_Exercise instructions:_
Below is a set of records. Repeat all of them exactly.

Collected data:
--------------------------------------------------

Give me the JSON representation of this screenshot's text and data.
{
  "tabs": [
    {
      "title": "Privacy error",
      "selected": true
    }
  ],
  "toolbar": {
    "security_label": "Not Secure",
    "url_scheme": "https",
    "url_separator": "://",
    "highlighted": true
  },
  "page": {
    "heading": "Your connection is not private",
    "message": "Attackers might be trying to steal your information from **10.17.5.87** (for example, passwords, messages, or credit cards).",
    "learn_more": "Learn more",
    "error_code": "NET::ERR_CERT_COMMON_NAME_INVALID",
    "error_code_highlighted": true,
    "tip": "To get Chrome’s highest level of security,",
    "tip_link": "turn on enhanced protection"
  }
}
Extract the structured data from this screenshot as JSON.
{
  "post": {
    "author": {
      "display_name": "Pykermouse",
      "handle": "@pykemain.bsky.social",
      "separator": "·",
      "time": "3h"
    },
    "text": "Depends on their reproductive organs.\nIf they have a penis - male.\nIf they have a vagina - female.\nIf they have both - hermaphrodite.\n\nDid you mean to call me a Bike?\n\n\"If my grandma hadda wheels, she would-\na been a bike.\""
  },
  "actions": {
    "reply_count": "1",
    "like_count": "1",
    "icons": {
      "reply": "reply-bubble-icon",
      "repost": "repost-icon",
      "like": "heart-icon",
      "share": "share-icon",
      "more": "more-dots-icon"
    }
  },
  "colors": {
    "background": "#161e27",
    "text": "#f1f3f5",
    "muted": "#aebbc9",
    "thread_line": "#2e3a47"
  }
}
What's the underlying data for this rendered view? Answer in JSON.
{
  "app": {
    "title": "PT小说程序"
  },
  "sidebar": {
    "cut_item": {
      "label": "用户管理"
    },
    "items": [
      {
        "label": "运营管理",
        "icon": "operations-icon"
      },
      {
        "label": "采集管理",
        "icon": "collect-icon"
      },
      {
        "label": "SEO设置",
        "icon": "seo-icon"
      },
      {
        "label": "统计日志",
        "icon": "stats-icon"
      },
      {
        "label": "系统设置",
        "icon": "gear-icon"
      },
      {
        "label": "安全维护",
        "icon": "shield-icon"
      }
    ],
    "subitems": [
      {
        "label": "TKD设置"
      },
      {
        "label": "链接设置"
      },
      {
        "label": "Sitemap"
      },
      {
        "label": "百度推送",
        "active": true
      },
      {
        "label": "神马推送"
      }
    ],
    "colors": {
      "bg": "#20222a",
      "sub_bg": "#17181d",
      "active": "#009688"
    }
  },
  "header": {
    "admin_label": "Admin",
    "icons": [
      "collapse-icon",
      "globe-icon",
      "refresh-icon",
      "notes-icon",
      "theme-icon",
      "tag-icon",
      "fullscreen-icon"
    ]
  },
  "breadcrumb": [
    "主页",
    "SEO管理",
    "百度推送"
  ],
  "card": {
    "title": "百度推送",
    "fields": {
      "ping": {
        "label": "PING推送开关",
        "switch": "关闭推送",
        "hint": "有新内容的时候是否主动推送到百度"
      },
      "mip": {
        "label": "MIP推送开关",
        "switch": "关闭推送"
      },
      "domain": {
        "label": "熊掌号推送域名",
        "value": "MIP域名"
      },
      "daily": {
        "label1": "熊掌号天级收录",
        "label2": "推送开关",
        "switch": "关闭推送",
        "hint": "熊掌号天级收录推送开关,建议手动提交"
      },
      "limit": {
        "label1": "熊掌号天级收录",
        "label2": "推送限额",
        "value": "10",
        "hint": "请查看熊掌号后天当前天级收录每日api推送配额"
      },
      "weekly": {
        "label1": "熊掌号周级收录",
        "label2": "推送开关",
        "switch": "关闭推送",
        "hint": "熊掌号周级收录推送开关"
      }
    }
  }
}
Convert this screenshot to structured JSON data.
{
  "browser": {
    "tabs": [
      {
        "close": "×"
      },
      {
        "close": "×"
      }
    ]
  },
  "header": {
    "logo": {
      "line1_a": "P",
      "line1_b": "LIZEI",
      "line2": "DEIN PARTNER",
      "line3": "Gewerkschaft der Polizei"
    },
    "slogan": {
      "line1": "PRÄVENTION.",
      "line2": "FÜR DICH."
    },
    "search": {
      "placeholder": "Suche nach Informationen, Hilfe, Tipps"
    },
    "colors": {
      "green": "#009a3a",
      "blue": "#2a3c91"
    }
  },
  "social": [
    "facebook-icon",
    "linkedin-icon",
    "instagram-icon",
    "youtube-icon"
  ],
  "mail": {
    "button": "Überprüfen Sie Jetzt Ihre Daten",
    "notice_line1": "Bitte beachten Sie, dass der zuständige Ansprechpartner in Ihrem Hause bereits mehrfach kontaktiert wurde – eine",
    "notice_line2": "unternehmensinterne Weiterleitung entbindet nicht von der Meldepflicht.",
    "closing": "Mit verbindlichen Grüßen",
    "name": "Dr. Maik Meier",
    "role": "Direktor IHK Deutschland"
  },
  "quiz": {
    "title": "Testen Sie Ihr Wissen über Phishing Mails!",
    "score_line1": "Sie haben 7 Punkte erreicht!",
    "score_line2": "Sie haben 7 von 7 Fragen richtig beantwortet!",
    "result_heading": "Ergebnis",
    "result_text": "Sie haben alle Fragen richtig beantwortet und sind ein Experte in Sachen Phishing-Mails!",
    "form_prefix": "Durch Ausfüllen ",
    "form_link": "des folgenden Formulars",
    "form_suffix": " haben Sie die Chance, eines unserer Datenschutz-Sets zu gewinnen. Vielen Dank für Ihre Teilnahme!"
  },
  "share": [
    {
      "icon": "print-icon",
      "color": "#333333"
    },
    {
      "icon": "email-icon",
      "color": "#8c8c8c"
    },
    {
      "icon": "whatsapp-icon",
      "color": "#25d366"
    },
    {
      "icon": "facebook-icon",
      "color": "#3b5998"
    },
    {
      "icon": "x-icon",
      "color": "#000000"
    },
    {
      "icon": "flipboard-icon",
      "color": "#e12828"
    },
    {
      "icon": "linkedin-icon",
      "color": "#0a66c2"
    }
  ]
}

--------------------------------------------------

_In response:_
Give me the JSON representation of this screenshot's text and data.
{
  "tabs": [
    {
      "title": "Privacy error",
      "selected": true
    }
  ],
  "toolbar": {
    "security_label": "Not Secure",
    "url_scheme": "https",
    "url_separator": "://",
    "highlighted": true
  },
  "page": {
    "heading": "Your connection is not private",
    "message": "Attackers might be trying to steal your information from **10.17.5.87** (for example, passwords, messages, or credit cards).",
    "learn_more": "Learn more",
    "error_code": "NET::ERR_CERT_COMMON_NAME_INVALID",
    "error_code_highlighted": true,
    "tip": "To get Chrome’s highest level of security,",
    "tip_link": "turn on enhanced protection"
  }
}
Extract the structured data from this screenshot as JSON.
{
  "post": {
    "author": {
      "display_name": "Pykermouse",
      "handle": "@pykemain.bsky.social",
      "separator": "·",
      "time": "3h"
    },
    "text": "Depends on their reproductive organs.\nIf they have a penis - male.\nIf they have a vagina - female.\nIf they have both - hermaphrodite.\n\nDid you mean to call me a Bike?\n\n\"If my grandma hadda wheels, she would-\na been a bike.\""
  },
  "actions": {
    "reply_count": "1",
    "like_count": "1",
    "icons": {
      "reply": "reply-bubble-icon",
      "repost": "repost-icon",
      "like": "heart-icon",
      "share": "share-icon",
      "more": "more-dots-icon"
    }
  },
  "colors": {
    "background": "#161e27",
    "text": "#f1f3f5",
    "muted": "#aebbc9",
    "thread_line": "#2e3a47"
  }
}
What's the underlying data for this rendered view? Answer in JSON.
{
  "app": {
    "title": "PT小说程序"
  },
  "sidebar": {
    "cut_item": {
      "label": "用户管理"
    },
    "items": [
      {
        "label": "运营管理",
        "icon": "operations-icon"
      },
      {
        "label": "采集管理",
        "icon": "collect-icon"
      },
      {
        "label": "SEO设置",
        "icon": "seo-icon"
      },
      {
        "label": "统计日志",
        "icon": "stats-icon"
      },
      {
        "label": "系统设置",
        "icon": "gear-icon"
      },
      {
        "label": "安全维护",
        "icon": "shield-icon"
      }
    ],
    "subitems": [
      {
        "label": "TKD设置"
      },
      {
        "label": "链接设置"
      },
      {
        "label": "Sitemap"
      },
      {
        "label": "百度推送",
        "active": true
      },
      {
        "label": "神马推送"
      }
    ],
    "colors": {
      "bg": "#20222a",
      "sub_bg": "#17181d",
      "active": "#009688"
    }
  },
  "header": {
    "admin_label": "Admin",
    "icons": [
      "collapse-icon",
      "globe-icon",
      "refresh-icon",
      "notes-icon",
      "theme-icon",
      "tag-icon",
      "fullscreen-icon"
    ]
  },
  "breadcrumb": [
    "主页",
    "SEO管理",
    "百度推送"
  ],
  "card": {
    "title": "百度推送",
    "fields": {
      "ping": {
        "label": "PING推送开关",
        "switch": "关闭推送",
        "hint": "有新内容的时候是否主动推送到百度"
      },
      "mip": {
        "label": "MIP推送开关",
        "switch": "关闭推送"
      },
      "domain": {
        "label": "熊掌号推送域名",
        "value": "MIP域名"
      },
      "daily": {
        "label1": "熊掌号天级收录",
        "label2": "推送开关",
        "switch": "关闭推送",
        "hint": "熊掌号天级收录推送开关,建议手动提交"
      },
      "limit": {
        "label1": "熊掌号天级收录",
        "label2": "推送限额",
        "value": "10",
        "hint": "请查看熊掌号后天当前天级收录每日api推送配额"
      },
      "weekly": {
        "label1": "熊掌号周级收录",
        "label2": "推送开关",
        "switch": "关闭推送",
        "hint": "熊掌号周级收录推送开关"
      }
    }
  }
}
Convert this screenshot to structured JSON data.
{
  "browser": {
    "tabs": [
      {
        "close": "×"
      },
      {
        "close": "×"
      }
    ]
  },
  "header": {
    "logo": {
      "line1_a": "P",
      "line1_b": "LIZEI",
      "line2": "DEIN PARTNER",
      "line3": "Gewerkschaft der Polizei"
    },
    "slogan": {
      "line1": "PRÄVENTION.",
      "line2": "FÜR DICH."
    },
    "search": {
      "placeholder": "Suche nach Informationen, Hilfe, Tipps"
    },
    "colors": {
      "green": "#009a3a",
      "blue": "#2a3c91"
    }
  },
  "social": [
    "facebook-icon",
    "linkedin-icon",
    "instagram-icon",
    "youtube-icon"
  ],
  "mail": {
    "button": "Überprüfen Sie Jetzt Ihre Daten",
    "notice_line1": "Bitte beachten Sie, dass der zuständige Ansprechpartner in Ihrem Hause bereits mehrfach kontaktiert wurde – eine",
    "notice_line2": "unternehmensinterne Weiterleitung entbindet nicht von der Meldepflicht.",
    "closing": "Mit verbindlichen Grüßen",
    "name": "Dr. Maik Meier",
    "role": "Direktor IHK Deutschland"
  },
  "quiz": {
    "title": "Testen Sie Ihr Wissen über Phishing Mails!",
    "score_line1": "Sie haben 7 Punkte erreicht!",
    "score_line2": "Sie haben 7 von 7 Fragen richtig beantwortet!",
    "result_heading": "Ergebnis",
    "result_text": "Sie haben alle Fragen richtig beantwortet und sind ein Experte in Sachen Phishing-Mails!",
    "form_prefix": "Durch Ausfüllen ",
    "form_link": "des folgenden Formulars",
    "form_suffix": " haben Sie die Chance, eines unserer Datenschutz-Sets zu gewinnen. Vielen Dank für Ihre Teilnahme!"
  },
  "share": [
    {
      "icon": "print-icon",
      "color": "#333333"
    },
    {
      "icon": "email-icon",
      "color": "#8c8c8c"
    },
    {
      "icon": "whatsapp-icon",
      "color": "#25d366"
    },
    {
      "icon": "facebook-icon",
      "color": "#3b5998"
    },
    {
      "icon": "x-icon",
      "color": "#000000"
    },
    {
      "icon": "flipboard-icon",
      "color": "#e12828"
    },
    {
      "icon": "linkedin-icon",
      "color": "#0a66c2"
    }
  ]
}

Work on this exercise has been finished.